* **Data listing**
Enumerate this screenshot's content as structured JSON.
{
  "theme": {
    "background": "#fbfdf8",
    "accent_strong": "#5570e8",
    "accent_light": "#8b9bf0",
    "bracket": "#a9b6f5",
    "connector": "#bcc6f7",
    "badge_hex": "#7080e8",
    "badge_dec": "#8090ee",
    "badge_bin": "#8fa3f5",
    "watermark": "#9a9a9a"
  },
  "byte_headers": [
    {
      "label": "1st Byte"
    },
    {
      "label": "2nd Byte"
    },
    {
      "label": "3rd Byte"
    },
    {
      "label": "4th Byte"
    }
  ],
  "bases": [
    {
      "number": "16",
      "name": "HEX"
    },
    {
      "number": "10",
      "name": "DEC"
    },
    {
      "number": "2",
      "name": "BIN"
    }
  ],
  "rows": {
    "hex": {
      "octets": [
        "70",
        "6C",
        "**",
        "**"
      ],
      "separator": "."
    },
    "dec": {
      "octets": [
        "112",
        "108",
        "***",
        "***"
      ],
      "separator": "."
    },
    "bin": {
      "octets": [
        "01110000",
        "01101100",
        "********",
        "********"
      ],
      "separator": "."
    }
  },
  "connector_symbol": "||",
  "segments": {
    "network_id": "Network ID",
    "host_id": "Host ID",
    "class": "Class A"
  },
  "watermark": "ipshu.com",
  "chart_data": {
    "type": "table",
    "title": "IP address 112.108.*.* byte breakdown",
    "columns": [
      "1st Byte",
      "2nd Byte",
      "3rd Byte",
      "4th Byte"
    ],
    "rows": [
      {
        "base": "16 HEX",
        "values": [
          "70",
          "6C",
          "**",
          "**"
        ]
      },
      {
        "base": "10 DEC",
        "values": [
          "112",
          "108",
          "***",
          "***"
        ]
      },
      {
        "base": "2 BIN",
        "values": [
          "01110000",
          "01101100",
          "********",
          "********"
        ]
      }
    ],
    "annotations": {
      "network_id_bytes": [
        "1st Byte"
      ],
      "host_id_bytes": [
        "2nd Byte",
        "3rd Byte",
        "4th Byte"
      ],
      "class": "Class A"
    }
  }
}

* **Given instruction**
Each entry above is to be quoted exactly.

* **Response**
Enumerate this screenshot's content as structured JSON.
{
  "theme": {
    "background": "#fbfdf8",
    "accent_strong": "#5570e8",
    "accent_light": "#8b9bf0",
    "bracket": "#a9b6f5",
    "connector": "#bcc6f7",
    "badge_hex": "#7080e8",
    "badge_dec": "#8090ee",
    "badge_bin": "#8fa3f5",
    "watermark": "#9a9a9a"
  },
  "byte_headers": [
    {
      "label": "1st Byte"
    },
    {
      "label": "2nd Byte"
    },
    {
      "label": "3rd Byte"
    },
    {
      "label": "4th Byte"
    }
  ],
  "bases": [
    {
      "number": "16",
      "name": "HEX"
    },
    {
      "number": "10",
      "name": "DEC"
    },
    {
      "number": "2",
      "name": "BIN"
    }
  ],
  "rows": {
    "hex": {
      "octets": [
        "70",
        "6C",
        "**",
        "**"
      ],
      "separator": "."
    },
    "dec": {
      "octets": [
        "112",
        "108",
        "***",
        "***"
      ],
      "separator": "."
    },
    "bin": {
      "octets": [
        "01110000",
        "01101100",
        "********",
        "********"
      ],
      "separator": "."
    }
  },
  "connector_symbol": "||",
  "segments": {
    "network_id": "Network ID",
    "host_id": "Host ID",
    "class": "Class A"
  },
  "watermark": "ipshu.com",
  "chart_data": {
    "type": "table",
    "title": "IP address 112.108.*.* byte breakdown",
    "columns": [
      "1st Byte",
      "2nd Byte",
      "3rd Byte",
      "4th Byte"
    ],
    "rows": [
      {
        "base": "16 HEX",
        "values": [
          "70",
          "6C",
          "**",
          "**"
        ]
      },
      {
        "base": "10 DEC",
        "values": [
          "112",
          "108",
          "***",
          "***"
        ]
      },
      {
        "base": "2 BIN",
        "values": [
          "01110000",
          "01101100",
          "********",
          "********"
        ]
      }
    ],
    "annotations": {
      "network_id_bytes": [
        "1st Byte"
      ],
      "host_id_bytes": [
        "2nd Byte",
        "3rd Byte",
        "4th Byte"
      ],
      "class": "Class A"
    }
  }
}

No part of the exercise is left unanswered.